--- BEGIN ---

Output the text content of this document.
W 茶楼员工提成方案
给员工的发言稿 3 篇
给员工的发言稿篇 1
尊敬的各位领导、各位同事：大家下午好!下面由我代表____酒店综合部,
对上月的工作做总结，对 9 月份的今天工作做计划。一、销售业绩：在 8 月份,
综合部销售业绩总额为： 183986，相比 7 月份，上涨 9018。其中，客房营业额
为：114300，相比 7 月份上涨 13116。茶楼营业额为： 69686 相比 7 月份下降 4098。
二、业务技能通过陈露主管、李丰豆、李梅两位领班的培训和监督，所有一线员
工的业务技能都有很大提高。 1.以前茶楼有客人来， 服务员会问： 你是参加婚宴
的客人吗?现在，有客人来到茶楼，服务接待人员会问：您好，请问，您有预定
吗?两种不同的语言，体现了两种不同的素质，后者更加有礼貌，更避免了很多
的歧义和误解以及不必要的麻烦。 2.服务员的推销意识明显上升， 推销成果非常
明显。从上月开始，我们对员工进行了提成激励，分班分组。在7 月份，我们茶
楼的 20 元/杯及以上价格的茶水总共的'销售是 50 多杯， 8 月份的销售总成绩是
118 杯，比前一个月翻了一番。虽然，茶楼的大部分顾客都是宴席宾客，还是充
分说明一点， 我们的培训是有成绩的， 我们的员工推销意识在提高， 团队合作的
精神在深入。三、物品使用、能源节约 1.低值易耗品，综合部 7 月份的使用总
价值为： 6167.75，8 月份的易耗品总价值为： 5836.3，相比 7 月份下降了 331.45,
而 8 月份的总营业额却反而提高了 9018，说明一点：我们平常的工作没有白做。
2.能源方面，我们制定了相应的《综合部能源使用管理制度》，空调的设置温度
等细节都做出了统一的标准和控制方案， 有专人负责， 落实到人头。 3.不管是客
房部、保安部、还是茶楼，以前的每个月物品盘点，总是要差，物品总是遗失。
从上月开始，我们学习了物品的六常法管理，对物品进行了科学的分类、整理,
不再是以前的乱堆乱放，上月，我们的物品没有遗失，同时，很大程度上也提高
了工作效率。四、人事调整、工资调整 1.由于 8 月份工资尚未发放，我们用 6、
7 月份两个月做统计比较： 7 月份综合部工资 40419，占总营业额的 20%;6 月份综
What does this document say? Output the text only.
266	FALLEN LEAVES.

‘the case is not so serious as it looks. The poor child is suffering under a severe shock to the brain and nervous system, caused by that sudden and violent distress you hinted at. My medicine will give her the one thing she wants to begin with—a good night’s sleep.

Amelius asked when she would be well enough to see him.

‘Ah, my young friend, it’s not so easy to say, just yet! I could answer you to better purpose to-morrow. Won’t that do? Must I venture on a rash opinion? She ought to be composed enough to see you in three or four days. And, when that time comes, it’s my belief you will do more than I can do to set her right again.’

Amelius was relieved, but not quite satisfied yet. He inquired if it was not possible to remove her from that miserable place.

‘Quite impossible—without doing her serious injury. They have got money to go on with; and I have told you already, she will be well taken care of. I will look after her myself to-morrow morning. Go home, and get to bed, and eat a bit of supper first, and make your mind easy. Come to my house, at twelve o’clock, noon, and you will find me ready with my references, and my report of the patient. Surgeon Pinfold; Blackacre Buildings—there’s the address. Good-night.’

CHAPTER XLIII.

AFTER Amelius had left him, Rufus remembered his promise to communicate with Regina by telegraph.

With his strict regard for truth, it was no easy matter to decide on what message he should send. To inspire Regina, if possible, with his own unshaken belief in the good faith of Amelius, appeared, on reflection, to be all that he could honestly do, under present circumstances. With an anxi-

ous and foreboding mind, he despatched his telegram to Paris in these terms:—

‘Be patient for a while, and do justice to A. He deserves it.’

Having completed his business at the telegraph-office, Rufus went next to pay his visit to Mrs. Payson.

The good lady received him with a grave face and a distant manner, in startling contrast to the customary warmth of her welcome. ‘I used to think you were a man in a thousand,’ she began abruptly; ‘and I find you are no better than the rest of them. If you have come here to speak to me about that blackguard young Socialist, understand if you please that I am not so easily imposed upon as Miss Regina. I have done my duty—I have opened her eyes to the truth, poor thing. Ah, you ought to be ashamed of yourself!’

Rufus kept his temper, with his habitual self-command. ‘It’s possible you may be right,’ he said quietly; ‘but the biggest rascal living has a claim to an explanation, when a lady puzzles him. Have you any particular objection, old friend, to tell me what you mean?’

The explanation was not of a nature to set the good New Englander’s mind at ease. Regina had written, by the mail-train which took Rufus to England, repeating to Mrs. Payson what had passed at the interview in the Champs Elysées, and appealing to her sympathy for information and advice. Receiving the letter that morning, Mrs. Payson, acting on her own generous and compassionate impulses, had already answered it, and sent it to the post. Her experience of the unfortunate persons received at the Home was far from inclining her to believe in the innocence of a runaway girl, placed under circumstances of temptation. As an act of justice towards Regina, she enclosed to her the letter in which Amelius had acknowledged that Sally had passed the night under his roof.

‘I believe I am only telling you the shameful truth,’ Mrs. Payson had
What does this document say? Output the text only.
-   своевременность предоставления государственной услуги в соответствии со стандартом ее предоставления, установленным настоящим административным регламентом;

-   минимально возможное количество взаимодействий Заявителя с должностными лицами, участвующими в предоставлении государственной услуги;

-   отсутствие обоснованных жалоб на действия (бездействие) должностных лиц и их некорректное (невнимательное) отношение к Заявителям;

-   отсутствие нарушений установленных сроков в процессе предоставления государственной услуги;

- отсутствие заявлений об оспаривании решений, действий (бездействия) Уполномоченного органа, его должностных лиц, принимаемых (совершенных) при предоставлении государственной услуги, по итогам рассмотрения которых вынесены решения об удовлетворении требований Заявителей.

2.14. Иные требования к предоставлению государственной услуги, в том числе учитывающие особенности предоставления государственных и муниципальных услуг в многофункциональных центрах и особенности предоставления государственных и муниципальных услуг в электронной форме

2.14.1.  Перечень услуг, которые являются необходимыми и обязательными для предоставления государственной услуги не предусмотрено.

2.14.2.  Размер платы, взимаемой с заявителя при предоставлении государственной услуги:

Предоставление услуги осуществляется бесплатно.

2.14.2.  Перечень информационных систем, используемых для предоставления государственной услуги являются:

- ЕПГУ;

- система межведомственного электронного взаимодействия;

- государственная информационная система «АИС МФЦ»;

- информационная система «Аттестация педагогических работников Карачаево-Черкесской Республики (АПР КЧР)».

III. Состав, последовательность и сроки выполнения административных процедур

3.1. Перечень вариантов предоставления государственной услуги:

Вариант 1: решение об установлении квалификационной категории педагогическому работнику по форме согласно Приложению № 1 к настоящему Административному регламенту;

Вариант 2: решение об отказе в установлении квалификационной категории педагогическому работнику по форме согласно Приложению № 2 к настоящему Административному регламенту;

--- END ---

Set exercise |
Write out the complete set of records exactly as given.

Response to this exercise |
Output the text content of this document.
W 茶楼员工提成方案
给员工的发言稿 3 篇
给员工的发言稿篇 1
尊敬的各位领导、各位同事：大家下午好!下面由我代表____酒店综合部,
对上月的工作做总结，对 9 月份的今天工作做计划。一、销售业绩：在 8 月份,
综合部销售业绩总额为： 183986，相比 7 月份，上涨 9018。其中，客房营业额
为：114300，相比 7 月份上涨 13116。茶楼营业额为： 69686 相比 7 月份下降 4098。
二、业务技能通过陈露主管、李丰豆、李梅两位领班的培训和监督，所有一线员
工的业务技能都有很大提高。 1.以前茶楼有客人来， 服务员会问： 你是参加婚宴
的客人吗?现在，有客人来到茶楼，服务接待人员会问：您好，请问，您有预定
吗?两种不同的语言，体现了两种不同的素质，后者更加有礼貌，更避免了很多
的歧义和误解以及不必要的麻烦。 2.服务员的推销意识明显上升， 推销成果非常
明显。从上月开始，我们对员工进行了提成激励，分班分组。在7 月份，我们茶
楼的 20 元/杯及以上价格的茶水总共的'销售是 50 多杯， 8 月份的销售总成绩是
118 杯，比前一个月翻了一番。虽然，茶楼的大部分顾客都是宴席宾客，还是充
分说明一点， 我们的培训是有成绩的， 我们的员工推销意识在提高， 团队合作的
精神在深入。三、物品使用、能源节约 1.低值易耗品，综合部 7 月份的使用总
价值为： 6167.75，8 月份的易耗品总价值为： 5836.3，相比 7 月份下降了 331.45,
而 8 月份的总营业额却反而提高了 9018，说明一点：我们平常的工作没有白做。
2.能源方面，我们制定了相应的《综合部能源使用管理制度》，空调的设置温度
等细节都做出了统一的标准和控制方案， 有专人负责， 落实到人头。 3.不管是客
房部、保安部、还是茶楼，以前的每个月物品盘点，总是要差，物品总是遗失。
从上月开始，我们学习了物品的六常法管理，对物品进行了科学的分类、整理,
不再是以前的乱堆乱放，上月，我们的物品没有遗失，同时，很大程度上也提高
了工作效率。四、人事调整、工资调整 1.由于 8 月份工资尚未发放，我们用 6、
7 月份两个月做统计比较： 7 月份综合部工资 40419，占总营业额的 20%;6 月份综
What does this document say? Output the text only.
266	FALLEN LEAVES.

‘the case is not so serious as it looks. The poor child is suffering under a severe shock to the brain and nervous system, caused by that sudden and violent distress you hinted at. My medicine will give her the one thing she wants to begin with—a good night’s sleep.

Amelius asked when she would be well enough to see him.

‘Ah, my young friend, it’s not so easy to say, just yet! I could answer you to better purpose to-morrow. Won’t that do? Must I venture on a rash opinion? She ought to be composed enough to see you in three or four days. And, when that time comes, it’s my belief you will do more than I can do to set her right again.’

Amelius was relieved, but not quite satisfied yet. He inquired if it was not possible to remove her from that miserable place.

‘Quite impossible—without doing her serious injury. They have got money to go on with; and I have told you already, she will be well taken care of. I will look after her myself to-morrow morning. Go home, and get to bed, and eat a bit of supper first, and make your mind easy. Come to my house, at twelve o’clock, noon, and you will find me ready with my references, and my report of the patient. Surgeon Pinfold; Blackacre Buildings—there’s the address. Good-night.’

CHAPTER XLIII.

AFTER Amelius had left him, Rufus remembered his promise to communicate with Regina by telegraph.

With his strict regard for truth, it was no easy matter to decide on what message he should send. To inspire Regina, if possible, with his own unshaken belief in the good faith of Amelius, appeared, on reflection, to be all that he could honestly do, under present circumstances. With an anxi-

ous and foreboding mind, he despatched his telegram to Paris in these terms:—

‘Be patient for a while, and do justice to A. He deserves it.’

Having completed his business at the telegraph-office, Rufus went next to pay his visit to Mrs. Payson.

The good lady received him with a grave face and a distant manner, in startling contrast to the customary warmth of her welcome. ‘I used to think you were a man in a thousand,’ she began abruptly; ‘and I find you are no better than the rest of them. If you have come here to speak to me about that blackguard young Socialist, understand if you please that I am not so easily imposed upon as Miss Regina. I have done my duty—I have opened her eyes to the truth, poor thing. Ah, you ought to be ashamed of yourself!’

Rufus kept his temper, with his habitual self-command. ‘It’s possible you may be right,’ he said quietly; ‘but the biggest rascal living has a claim to an explanation, when a lady puzzles him. Have you any particular objection, old friend, to tell me what you mean?’

The explanation was not of a nature to set the good New Englander’s mind at ease. Regina had written, by the mail-train which took Rufus to England, repeating to Mrs. Payson what had passed at the interview in the Champs Elysées, and appealing to her sympathy for information and advice. Receiving the letter that morning, Mrs. Payson, acting on her own generous and compassionate impulses, had already answered it, and sent it to the post. Her experience of the unfortunate persons received at the Home was far from inclining her to believe in the innocence of a runaway girl, placed under circumstances of temptation. As an act of justice towards Regina, she enclosed to her the letter in which Amelius had acknowledged that Sally had passed the night under his roof.

‘I believe I am only telling you the shameful truth,’ Mrs. Payson had
What does this document say? Output the text only.
-   своевременность предоставления государственной услуги в соответствии со стандартом ее предоставления, установленным настоящим административным регламентом;

-   минимально возможное количество взаимодействий Заявителя с должностными лицами, участвующими в предоставлении государственной услуги;

-   отсутствие обоснованных жалоб на действия (бездействие) должностных лиц и их некорректное (невнимательное) отношение к Заявителям;

-   отсутствие нарушений установленных сроков в процессе предоставления государственной услуги;

- отсутствие заявлений об оспаривании решений, действий (бездействия) Уполномоченного органа, его должностных лиц, принимаемых (совершенных) при предоставлении государственной услуги, по итогам рассмотрения которых вынесены решения об удовлетворении требований Заявителей.

2.14. Иные требования к предоставлению государственной услуги, в том числе учитывающие особенности предоставления государственных и муниципальных услуг в многофункциональных центрах и особенности предоставления государственных и муниципальных услуг в электронной форме

2.14.1.  Перечень услуг, которые являются необходимыми и обязательными для предоставления государственной услуги не предусмотрено.

2.14.2.  Размер платы, взимаемой с заявителя при предоставлении государственной услуги:

Предоставление услуги осуществляется бесплатно.

2.14.2.  Перечень информационных систем, используемых для предоставления государственной услуги являются:

- ЕПГУ;

- система межведомственного электронного взаимодействия;

- государственная информационная система «АИС МФЦ»;

- информационная система «Аттестация педагогических работников Карачаево-Черкесской Республики (АПР КЧР)».

III. Состав, последовательность и сроки выполнения административных процедур

3.1. Перечень вариантов предоставления государственной услуги:

Вариант 1: решение об установлении квалификационной категории педагогическому работнику по форме согласно Приложению № 1 к настоящему Административному регламенту;

Вариант 2: решение об отказе в установлении квалификационной категории педагогическому работнику по форме согласно Приложению № 2 к настоящему Административному регламенту;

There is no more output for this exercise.